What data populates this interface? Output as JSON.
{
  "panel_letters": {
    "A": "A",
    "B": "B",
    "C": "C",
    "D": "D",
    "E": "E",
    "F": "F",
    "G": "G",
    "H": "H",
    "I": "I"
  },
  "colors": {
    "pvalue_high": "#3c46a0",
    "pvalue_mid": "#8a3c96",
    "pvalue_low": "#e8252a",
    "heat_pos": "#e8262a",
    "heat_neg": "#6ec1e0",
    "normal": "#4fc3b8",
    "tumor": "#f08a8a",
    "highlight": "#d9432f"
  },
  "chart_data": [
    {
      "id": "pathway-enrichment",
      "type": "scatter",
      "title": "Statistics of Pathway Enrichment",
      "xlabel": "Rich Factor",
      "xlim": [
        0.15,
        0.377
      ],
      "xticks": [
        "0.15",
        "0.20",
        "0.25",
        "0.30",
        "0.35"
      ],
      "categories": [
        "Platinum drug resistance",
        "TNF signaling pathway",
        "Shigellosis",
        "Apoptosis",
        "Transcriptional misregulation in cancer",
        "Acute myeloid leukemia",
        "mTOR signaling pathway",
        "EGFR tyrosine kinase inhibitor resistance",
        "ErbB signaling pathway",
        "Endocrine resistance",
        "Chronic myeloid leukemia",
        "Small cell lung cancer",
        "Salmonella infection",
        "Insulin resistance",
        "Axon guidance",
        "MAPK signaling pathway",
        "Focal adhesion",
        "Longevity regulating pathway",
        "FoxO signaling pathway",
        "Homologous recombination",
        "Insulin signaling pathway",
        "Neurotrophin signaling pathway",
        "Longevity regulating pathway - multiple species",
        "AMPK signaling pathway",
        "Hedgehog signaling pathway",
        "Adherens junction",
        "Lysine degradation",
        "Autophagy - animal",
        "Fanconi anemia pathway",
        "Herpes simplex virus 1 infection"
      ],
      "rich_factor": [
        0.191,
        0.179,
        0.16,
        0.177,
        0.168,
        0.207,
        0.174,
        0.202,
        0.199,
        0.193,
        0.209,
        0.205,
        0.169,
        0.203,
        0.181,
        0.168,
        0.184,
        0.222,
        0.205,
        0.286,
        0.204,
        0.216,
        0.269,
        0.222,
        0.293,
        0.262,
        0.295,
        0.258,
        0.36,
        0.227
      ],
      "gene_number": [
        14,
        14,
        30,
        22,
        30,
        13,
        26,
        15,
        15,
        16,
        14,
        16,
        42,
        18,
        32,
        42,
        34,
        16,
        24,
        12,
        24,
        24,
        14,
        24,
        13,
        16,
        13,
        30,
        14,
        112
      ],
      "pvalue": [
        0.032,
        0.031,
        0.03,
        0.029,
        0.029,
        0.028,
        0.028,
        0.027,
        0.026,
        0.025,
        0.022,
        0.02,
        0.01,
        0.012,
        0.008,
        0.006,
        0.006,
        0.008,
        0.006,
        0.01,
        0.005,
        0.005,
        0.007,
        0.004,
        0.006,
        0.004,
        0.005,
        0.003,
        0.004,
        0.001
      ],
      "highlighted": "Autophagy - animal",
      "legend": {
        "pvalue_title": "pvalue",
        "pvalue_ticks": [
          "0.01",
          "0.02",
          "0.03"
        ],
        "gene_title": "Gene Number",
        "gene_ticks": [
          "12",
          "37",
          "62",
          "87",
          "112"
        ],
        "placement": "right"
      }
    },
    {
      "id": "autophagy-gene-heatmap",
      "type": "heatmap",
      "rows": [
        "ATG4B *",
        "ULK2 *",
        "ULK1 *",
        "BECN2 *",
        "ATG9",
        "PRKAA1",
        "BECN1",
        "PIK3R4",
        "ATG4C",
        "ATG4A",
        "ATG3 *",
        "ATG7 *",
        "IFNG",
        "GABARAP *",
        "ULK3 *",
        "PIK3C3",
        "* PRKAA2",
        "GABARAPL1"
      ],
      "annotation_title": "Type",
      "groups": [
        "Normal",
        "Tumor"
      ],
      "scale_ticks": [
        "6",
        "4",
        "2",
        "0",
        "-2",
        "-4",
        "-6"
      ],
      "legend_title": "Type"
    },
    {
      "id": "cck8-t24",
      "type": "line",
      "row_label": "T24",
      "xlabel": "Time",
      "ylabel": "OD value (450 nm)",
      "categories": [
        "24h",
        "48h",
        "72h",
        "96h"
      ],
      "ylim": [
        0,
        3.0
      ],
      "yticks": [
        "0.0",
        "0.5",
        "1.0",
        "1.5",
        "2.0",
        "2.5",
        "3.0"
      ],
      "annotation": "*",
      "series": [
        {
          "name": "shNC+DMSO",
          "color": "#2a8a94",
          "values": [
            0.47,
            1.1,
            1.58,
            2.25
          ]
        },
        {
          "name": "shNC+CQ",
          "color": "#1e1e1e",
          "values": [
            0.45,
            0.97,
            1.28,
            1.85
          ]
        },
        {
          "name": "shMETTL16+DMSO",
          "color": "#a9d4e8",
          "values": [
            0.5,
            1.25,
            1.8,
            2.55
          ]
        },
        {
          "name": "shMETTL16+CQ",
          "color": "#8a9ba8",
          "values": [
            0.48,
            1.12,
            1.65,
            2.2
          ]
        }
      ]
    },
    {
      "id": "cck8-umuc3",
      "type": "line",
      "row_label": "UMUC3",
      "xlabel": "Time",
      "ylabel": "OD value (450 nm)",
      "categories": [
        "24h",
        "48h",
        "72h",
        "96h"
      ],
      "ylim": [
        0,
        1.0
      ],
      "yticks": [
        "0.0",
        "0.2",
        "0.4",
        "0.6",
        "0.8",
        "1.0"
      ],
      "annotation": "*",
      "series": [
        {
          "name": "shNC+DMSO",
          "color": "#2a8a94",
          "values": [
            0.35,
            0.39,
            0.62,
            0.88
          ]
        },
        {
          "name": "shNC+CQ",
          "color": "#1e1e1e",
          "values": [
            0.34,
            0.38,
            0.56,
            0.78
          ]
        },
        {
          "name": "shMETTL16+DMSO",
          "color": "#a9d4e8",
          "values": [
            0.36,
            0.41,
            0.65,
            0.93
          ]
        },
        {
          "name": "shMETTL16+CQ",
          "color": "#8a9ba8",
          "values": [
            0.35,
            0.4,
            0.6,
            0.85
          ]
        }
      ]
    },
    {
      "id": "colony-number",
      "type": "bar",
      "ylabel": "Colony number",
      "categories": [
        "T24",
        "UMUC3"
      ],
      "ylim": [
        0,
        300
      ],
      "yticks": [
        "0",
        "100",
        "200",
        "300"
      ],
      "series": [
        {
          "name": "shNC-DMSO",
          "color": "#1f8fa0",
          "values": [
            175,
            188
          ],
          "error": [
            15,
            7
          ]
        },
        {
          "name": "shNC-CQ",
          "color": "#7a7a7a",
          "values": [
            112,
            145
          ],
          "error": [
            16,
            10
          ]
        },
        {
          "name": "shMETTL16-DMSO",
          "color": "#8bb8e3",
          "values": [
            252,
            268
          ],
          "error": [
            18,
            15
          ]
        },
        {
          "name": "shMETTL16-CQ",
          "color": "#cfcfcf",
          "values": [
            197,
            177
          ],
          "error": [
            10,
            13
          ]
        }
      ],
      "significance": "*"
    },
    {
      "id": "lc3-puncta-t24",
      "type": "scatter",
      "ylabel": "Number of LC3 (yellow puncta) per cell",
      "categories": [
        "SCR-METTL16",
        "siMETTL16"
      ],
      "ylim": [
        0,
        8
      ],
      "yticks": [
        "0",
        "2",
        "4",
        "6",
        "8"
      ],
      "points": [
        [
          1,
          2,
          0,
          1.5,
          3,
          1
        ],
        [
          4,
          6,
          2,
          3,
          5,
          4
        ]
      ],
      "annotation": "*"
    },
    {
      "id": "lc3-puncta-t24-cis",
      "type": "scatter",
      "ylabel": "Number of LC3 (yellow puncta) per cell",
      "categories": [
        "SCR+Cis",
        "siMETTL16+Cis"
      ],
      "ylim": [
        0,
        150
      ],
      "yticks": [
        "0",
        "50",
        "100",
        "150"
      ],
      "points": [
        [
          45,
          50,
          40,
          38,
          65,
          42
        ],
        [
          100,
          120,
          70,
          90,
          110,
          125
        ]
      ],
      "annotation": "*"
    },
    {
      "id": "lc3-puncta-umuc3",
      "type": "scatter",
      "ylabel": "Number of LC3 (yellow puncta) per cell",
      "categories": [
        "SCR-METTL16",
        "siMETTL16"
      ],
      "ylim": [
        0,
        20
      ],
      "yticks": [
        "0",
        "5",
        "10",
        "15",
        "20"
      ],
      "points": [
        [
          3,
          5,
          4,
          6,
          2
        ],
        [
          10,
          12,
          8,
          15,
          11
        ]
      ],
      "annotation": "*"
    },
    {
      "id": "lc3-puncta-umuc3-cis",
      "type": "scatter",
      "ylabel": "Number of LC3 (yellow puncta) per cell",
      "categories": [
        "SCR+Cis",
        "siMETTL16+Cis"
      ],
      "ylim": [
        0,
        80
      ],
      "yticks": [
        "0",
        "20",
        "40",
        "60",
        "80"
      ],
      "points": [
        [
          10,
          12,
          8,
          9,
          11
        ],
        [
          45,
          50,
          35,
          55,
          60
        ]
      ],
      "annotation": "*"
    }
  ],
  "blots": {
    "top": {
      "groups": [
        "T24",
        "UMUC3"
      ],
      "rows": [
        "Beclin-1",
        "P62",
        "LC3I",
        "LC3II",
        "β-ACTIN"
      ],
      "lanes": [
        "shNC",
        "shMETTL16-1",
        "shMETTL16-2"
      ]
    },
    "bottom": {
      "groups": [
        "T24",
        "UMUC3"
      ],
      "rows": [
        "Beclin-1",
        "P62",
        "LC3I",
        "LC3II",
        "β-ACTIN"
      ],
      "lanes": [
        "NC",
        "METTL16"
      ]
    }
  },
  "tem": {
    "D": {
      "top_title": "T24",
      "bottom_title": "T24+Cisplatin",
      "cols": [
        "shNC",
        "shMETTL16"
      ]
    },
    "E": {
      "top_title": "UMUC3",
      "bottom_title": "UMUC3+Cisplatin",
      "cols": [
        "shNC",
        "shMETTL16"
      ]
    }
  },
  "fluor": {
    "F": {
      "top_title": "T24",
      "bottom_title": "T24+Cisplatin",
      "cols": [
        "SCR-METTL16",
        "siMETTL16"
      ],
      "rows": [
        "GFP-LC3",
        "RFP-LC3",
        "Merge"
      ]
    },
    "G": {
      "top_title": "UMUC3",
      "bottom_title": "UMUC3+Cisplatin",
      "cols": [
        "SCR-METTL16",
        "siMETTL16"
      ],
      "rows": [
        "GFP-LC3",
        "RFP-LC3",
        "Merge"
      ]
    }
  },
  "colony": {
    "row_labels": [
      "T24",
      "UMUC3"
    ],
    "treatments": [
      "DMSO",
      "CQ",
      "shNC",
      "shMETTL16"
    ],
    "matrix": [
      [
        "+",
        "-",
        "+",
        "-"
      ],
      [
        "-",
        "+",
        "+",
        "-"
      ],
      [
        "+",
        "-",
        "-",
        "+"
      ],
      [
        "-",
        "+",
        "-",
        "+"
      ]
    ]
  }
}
####
§ **WORK ITEM**:
Lines containing the word "heatmap": copy each of them from the material.

§ **THE ANSWER**:
      "id": "autophagy-gene-heatmap",
      "type": "heatmap",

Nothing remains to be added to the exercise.